[Collected data entries]
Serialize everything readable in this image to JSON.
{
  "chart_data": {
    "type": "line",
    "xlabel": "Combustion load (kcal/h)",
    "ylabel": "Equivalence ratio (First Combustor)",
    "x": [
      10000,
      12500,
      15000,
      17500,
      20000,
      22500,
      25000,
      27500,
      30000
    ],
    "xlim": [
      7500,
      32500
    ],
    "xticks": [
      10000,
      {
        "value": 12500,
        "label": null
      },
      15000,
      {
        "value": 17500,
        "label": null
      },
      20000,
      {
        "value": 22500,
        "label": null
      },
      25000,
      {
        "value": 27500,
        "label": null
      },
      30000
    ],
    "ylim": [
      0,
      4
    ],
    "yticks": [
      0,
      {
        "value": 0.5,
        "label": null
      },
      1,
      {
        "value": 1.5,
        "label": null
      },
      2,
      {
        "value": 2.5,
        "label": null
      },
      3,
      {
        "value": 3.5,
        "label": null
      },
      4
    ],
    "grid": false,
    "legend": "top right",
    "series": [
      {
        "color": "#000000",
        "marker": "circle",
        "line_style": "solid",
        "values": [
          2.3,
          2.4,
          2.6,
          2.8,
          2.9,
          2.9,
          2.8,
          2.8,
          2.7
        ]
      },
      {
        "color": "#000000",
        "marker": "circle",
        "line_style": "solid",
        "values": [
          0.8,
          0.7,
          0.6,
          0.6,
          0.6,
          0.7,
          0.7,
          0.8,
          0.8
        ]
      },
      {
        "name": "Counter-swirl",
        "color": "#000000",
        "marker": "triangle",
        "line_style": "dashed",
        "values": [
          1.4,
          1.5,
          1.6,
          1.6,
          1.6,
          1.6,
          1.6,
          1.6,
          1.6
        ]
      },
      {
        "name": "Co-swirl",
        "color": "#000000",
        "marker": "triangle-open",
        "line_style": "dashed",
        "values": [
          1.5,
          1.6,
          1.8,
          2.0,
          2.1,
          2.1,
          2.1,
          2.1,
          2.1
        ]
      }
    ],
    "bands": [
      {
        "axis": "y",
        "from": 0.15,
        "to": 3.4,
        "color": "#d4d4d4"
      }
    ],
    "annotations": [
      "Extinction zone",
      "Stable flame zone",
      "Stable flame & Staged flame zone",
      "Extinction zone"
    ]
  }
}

#### [What you have to do]
Extract all of the material exactly as it is written.

#### [Written reply]
Serialize everything readable in this image to JSON.
{
  "chart_data": {
    "type": "line",
    "xlabel": "Combustion load (kcal/h)",
    "ylabel": "Equivalence ratio (First Combustor)",
    "x": [
      10000,
      12500,
      15000,
      17500,
      20000,
      22500,
      25000,
      27500,
      30000
    ],
    "xlim": [
      7500,
      32500
    ],
    "xticks": [
      10000,
      {
        "value": 12500,
        "label": null
      },
      15000,
      {
        "value": 17500,
        "label": null
      },
      20000,
      {
        "value": 22500,
        "label": null
      },
      25000,
      {
        "value": 27500,
        "label": null
      },
      30000
    ],
    "ylim": [
      0,
      4
    ],
    "yticks": [
      0,
      {
        "value": 0.5,
        "label": null
      },
      1,
      {
        "value": 1.5,
        "label": null
      },
      2,
      {
        "value": 2.5,
        "label": null
      },
      3,
      {
        "value": 3.5,
        "label": null
      },
      4
    ],
    "grid": false,
    "legend": "top right",
    "series": [
      {
        "color": "#000000",
        "marker": "circle",
        "line_style": "solid",
        "values": [
          2.3,
          2.4,
          2.6,
          2.8,
          2.9,
          2.9,
          2.8,
          2.8,
          2.7
        ]
      },
      {
        "color": "#000000",
        "marker": "circle",
        "line_style": "solid",
        "values": [
          0.8,
          0.7,
          0.6,
          0.6,
          0.6,
          0.7,
          0.7,
          0.8,
          0.8
        ]
      },
      {
        "name": "Counter-swirl",
        "color": "#000000",
        "marker": "triangle",
        "line_style": "dashed",
        "values": [
          1.4,
          1.5,
          1.6,
          1.6,
          1.6,
          1.6,
          1.6,
          1.6,
          1.6
        ]
      },
      {
        "name": "Co-swirl",
        "color": "#000000",
        "marker": "triangle-open",
        "line_style": "dashed",
        "values": [
          1.5,
          1.6,
          1.8,
          2.0,
          2.1,
          2.1,
          2.1,
          2.1,
          2.1
        ]
      }
    ],
    "bands": [
      {
        "axis": "y",
        "from": 0.15,
        "to": 3.4,
        "color": "#d4d4d4"
      }
    ],
    "annotations": [
      "Extinction zone",
      "Stable flame zone",
      "Stable flame & Staged flame zone",
      "Extinction zone"
    ]
  }
}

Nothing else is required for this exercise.